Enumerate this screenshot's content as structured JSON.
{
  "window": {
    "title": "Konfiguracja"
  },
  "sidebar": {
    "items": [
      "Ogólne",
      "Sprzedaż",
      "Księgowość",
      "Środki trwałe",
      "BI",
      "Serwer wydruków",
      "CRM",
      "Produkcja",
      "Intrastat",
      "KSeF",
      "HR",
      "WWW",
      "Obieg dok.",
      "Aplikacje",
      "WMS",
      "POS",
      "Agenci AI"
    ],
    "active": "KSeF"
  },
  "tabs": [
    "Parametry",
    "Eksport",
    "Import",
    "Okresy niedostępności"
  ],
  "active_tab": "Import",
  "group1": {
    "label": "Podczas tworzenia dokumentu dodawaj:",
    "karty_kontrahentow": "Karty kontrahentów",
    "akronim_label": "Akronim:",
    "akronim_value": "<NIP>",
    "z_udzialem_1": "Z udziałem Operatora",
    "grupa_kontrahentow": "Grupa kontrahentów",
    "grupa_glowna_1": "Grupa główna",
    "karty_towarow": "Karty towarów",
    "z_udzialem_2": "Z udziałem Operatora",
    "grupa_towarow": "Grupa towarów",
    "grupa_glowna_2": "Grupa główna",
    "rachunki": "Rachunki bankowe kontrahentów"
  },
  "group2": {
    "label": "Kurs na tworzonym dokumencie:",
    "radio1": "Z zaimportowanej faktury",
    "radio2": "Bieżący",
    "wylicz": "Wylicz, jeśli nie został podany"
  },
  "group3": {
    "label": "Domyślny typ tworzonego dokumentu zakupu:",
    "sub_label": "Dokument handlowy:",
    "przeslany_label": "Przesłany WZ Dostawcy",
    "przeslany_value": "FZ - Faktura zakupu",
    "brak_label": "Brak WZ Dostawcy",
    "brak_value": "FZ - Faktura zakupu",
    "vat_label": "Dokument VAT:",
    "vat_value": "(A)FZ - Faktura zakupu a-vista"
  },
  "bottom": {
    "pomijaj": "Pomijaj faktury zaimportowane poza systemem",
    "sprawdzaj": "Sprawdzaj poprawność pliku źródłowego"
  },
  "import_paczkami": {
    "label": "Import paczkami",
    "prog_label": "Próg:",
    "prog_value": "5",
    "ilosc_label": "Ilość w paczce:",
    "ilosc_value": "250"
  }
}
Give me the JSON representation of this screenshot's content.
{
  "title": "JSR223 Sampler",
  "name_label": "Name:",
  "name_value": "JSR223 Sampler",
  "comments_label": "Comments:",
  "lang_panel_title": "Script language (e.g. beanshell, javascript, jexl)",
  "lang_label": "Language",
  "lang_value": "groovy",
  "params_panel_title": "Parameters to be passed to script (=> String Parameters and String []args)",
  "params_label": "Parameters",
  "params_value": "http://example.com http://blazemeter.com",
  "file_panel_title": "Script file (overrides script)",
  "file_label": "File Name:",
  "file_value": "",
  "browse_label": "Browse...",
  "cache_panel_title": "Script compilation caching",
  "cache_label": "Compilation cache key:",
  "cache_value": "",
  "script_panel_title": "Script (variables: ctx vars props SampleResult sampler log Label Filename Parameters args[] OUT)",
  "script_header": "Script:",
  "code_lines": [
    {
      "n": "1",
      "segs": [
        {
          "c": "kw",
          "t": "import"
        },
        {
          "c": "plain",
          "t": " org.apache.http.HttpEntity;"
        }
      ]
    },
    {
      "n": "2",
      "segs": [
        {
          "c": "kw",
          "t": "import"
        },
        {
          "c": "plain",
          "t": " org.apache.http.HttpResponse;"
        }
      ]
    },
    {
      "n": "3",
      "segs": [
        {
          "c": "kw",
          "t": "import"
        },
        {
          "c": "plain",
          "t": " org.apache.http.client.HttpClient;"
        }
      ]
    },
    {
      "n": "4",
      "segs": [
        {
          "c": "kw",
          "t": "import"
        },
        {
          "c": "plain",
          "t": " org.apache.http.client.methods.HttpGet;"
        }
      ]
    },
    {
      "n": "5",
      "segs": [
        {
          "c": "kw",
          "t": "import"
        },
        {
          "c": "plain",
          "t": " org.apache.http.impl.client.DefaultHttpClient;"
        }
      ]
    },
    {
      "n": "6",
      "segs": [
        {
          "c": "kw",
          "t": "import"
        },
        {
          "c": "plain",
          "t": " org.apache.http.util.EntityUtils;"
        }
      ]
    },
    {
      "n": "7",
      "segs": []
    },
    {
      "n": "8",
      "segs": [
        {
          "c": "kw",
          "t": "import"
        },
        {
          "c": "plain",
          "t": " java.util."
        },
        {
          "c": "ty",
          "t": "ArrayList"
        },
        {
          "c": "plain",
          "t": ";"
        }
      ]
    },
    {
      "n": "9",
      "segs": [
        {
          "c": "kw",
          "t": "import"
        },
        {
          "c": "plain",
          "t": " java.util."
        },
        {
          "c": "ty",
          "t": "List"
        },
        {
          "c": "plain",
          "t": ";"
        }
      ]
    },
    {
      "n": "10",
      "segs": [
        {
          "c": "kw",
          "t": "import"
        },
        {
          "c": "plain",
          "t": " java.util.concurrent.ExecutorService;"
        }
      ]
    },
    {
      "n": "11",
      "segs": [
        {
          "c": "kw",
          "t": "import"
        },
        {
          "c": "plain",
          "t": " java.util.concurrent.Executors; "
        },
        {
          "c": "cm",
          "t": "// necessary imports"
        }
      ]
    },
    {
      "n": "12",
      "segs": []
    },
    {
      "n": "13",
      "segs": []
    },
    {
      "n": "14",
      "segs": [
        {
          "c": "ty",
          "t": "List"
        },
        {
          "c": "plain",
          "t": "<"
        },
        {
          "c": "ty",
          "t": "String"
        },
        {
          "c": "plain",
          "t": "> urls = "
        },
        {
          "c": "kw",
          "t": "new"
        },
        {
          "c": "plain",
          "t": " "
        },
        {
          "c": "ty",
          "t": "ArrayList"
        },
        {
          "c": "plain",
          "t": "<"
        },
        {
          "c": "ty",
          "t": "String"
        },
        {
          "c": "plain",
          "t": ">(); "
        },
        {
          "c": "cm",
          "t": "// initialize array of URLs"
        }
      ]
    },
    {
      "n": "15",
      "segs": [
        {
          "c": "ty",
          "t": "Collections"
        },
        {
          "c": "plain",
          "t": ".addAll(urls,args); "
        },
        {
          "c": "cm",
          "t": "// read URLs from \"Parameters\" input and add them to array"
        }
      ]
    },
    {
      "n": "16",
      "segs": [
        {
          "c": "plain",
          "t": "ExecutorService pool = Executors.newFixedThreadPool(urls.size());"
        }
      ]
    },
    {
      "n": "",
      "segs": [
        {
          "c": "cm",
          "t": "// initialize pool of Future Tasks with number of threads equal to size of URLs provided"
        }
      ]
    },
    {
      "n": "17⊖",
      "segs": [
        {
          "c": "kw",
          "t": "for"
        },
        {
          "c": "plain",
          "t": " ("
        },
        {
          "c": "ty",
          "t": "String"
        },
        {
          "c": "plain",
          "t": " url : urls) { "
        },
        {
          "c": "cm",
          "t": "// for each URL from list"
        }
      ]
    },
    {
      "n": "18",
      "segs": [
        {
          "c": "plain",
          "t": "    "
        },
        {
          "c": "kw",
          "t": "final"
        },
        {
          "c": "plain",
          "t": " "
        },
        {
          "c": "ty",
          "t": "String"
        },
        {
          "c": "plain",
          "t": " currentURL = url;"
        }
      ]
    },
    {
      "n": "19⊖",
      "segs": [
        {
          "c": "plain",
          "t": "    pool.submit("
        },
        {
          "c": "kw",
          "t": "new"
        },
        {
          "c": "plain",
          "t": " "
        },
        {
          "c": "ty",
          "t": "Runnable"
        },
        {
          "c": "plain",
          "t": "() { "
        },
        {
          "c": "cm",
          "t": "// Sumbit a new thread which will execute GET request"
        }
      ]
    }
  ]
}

• **DIRECTIVE**: Reproduce the entries above in full by retyping them exactly.

• **ANSWER**:
Enumerate this screenshot's content as structured JSON.
{
  "window": {
    "title": "Konfiguracja"
  },
  "sidebar": {
    "items": [
      "Ogólne",
      "Sprzedaż",
      "Księgowość",
      "Środki trwałe",
      "BI",
      "Serwer wydruków",
      "CRM",
      "Produkcja",
      "Intrastat",
      "KSeF",
      "HR",
      "WWW",
      "Obieg dok.",
      "Aplikacje",
      "WMS",
      "POS",
      "Agenci AI"
    ],
    "active": "KSeF"
  },
  "tabs": [
    "Parametry",
    "Eksport",
    "Import",
    "Okresy niedostępności"
  ],
  "active_tab": "Import",
  "group1": {
    "label": "Podczas tworzenia dokumentu dodawaj:",
    "karty_kontrahentow": "Karty kontrahentów",
    "akronim_label": "Akronim:",
    "akronim_value": "<NIP>",
    "z_udzialem_1": "Z udziałem Operatora",
    "grupa_kontrahentow": "Grupa kontrahentów",
    "grupa_glowna_1": "Grupa główna",
    "karty_towarow": "Karty towarów",
    "z_udzialem_2": "Z udziałem Operatora",
    "grupa_towarow": "Grupa towarów",
    "grupa_glowna_2": "Grupa główna",
    "rachunki": "Rachunki bankowe kontrahentów"
  },
  "group2": {
    "label": "Kurs na tworzonym dokumencie:",
    "radio1": "Z zaimportowanej faktury",
    "radio2": "Bieżący",
    "wylicz": "Wylicz, jeśli nie został podany"
  },
  "group3": {
    "label": "Domyślny typ tworzonego dokumentu zakupu:",
    "sub_label": "Dokument handlowy:",
    "przeslany_label": "Przesłany WZ Dostawcy",
    "przeslany_value": "FZ - Faktura zakupu",
    "brak_label": "Brak WZ Dostawcy",
    "brak_value": "FZ - Faktura zakupu",
    "vat_label": "Dokument VAT:",
    "vat_value": "(A)FZ - Faktura zakupu a-vista"
  },
  "bottom": {
    "pomijaj": "Pomijaj faktury zaimportowane poza systemem",
    "sprawdzaj": "Sprawdzaj poprawność pliku źródłowego"
  },
  "import_paczkami": {
    "label": "Import paczkami",
    "prog_label": "Próg:",
    "prog_value": "5",
    "ilosc_label": "Ilość w paczce:",
    "ilosc_value": "250"
  }
}
Give me the JSON representation of this screenshot's content.
{
  "title": "JSR223 Sampler",
  "name_label": "Name:",
  "name_value": "JSR223 Sampler",
  "comments_label": "Comments:",
  "lang_panel_title": "Script language (e.g. beanshell, javascript, jexl)",
  "lang_label": "Language",
  "lang_value": "groovy",
  "params_panel_title": "Parameters to be passed to script (=> String Parameters and String []args)",
  "params_label": "Parameters",
  "params_value": "http://example.com http://blazemeter.com",
  "file_panel_title": "Script file (overrides script)",
  "file_label": "File Name:",
  "file_value": "",
  "browse_label": "Browse...",
  "cache_panel_title": "Script compilation caching",
  "cache_label": "Compilation cache key:",
  "cache_value": "",
  "script_panel_title": "Script (variables: ctx vars props SampleResult sampler log Label Filename Parameters args[] OUT)",
  "script_header": "Script:",
  "code_lines": [
    {
      "n": "1",
      "segs": [
        {
          "c": "kw",
          "t": "import"
        },
        {
          "c": "plain",
          "t": " org.apache.http.HttpEntity;"
        }
      ]
    },
    {
      "n": "2",
      "segs": [
        {
          "c": "kw",
          "t": "import"
        },
        {
          "c": "plain",
          "t": " org.apache.http.HttpResponse;"
        }
      ]
    },
    {
      "n": "3",
      "segs": [
        {
          "c": "kw",
          "t": "import"
        },
        {
          "c": "plain",
          "t": " org.apache.http.client.HttpClient;"
        }
      ]
    },
    {
      "n": "4",
      "segs": [
        {
          "c": "kw",
          "t": "import"
        },
        {
          "c": "plain",
          "t": " org.apache.http.client.methods.HttpGet;"
        }
      ]
    },
    {
      "n": "5",
      "segs": [
        {
          "c": "kw",
          "t": "import"
        },
        {
          "c": "plain",
          "t": " org.apache.http.impl.client.DefaultHttpClient;"
        }
      ]
    },
    {
      "n": "6",
      "segs": [
        {
          "c": "kw",
          "t": "import"
        },
        {
          "c": "plain",
          "t": " org.apache.http.util.EntityUtils;"
        }
      ]
    },
    {
      "n": "7",
      "segs": []
    },
    {
      "n": "8",
      "segs": [
        {
          "c": "kw",
          "t": "import"
        },
        {
          "c": "plain",
          "t": " java.util."
        },
        {
          "c": "ty",
          "t": "ArrayList"
        },
        {
          "c": "plain",
          "t": ";"
        }
      ]
    },
    {
      "n": "9",
      "segs": [
        {
          "c": "kw",
          "t": "import"
        },
        {
          "c": "plain",
          "t": " java.util."
        },
        {
          "c": "ty",
          "t": "List"
        },
        {
          "c": "plain",
          "t": ";"
        }
      ]
    },
    {
      "n": "10",
      "segs": [
        {
          "c": "kw",
          "t": "import"
        },
        {
          "c": "plain",
          "t": " java.util.concurrent.ExecutorService;"
        }
      ]
    },
    {
      "n": "11",
      "segs": [
        {
          "c": "kw",
          "t": "import"
        },
        {
          "c": "plain",
          "t": " java.util.concurrent.Executors; "
        },
        {
          "c": "cm",
          "t": "// necessary imports"
        }
      ]
    },
    {
      "n": "12",
      "segs": []
    },
    {
      "n": "13",
      "segs": []
    },
    {
      "n": "14",
      "segs": [
        {
          "c": "ty",
          "t": "List"
        },
        {
          "c": "plain",
          "t": "<"
        },
        {
          "c": "ty",
          "t": "String"
        },
        {
          "c": "plain",
          "t": "> urls = "
        },
        {
          "c": "kw",
          "t": "new"
        },
        {
          "c": "plain",
          "t": " "
        },
        {
          "c": "ty",
          "t": "ArrayList"
        },
        {
          "c": "plain",
          "t": "<"
        },
        {
          "c": "ty",
          "t": "String"
        },
        {
          "c": "plain",
          "t": ">(); "
        },
        {
          "c": "cm",
          "t": "// initialize array of URLs"
        }
      ]
    },
    {
      "n": "15",
      "segs": [
        {
          "c": "ty",
          "t": "Collections"
        },
        {
          "c": "plain",
          "t": ".addAll(urls,args); "
        },
        {
          "c": "cm",
          "t": "// read URLs from \"Parameters\" input and add them to array"
        }
      ]
    },
    {
      "n": "16",
      "segs": [
        {
          "c": "plain",
          "t": "ExecutorService pool = Executors.newFixedThreadPool(urls.size());"
        }
      ]
    },
    {
      "n": "",
      "segs": [
        {
          "c": "cm",
          "t": "// initialize pool of Future Tasks with number of threads equal to size of URLs provided"
        }
      ]
    },
    {
      "n": "17⊖",
      "segs": [
        {
          "c": "kw",
          "t": "for"
        },
        {
          "c": "plain",
          "t": " ("
        },
        {
          "c": "ty",
          "t": "String"
        },
        {
          "c": "plain",
          "t": " url : urls) { "
        },
        {
          "c": "cm",
          "t": "// for each URL from list"
        }
      ]
    },
    {
      "n": "18",
      "segs": [
        {
          "c": "plain",
          "t": "    "
        },
        {
          "c": "kw",
          "t": "final"
        },
        {
          "c": "plain",
          "t": " "
        },
        {
          "c": "ty",
          "t": "String"
        },
        {
          "c": "plain",
          "t": " currentURL = url;"
        }
      ]
    },
    {
      "n": "19⊖",
      "segs": [
        {
          "c": "plain",
          "t": "    pool.submit("
        },
        {
          "c": "kw",
          "t": "new"
        },
        {
          "c": "plain",
          "t": " "
        },
        {
          "c": "ty",
          "t": "Runnable"
        },
        {
          "c": "plain",
          "t": "() { "
        },
        {
          "c": "cm",
          "t": "// Sumbit a new thread which will execute GET request"
        }
      ]
    }
  ]
}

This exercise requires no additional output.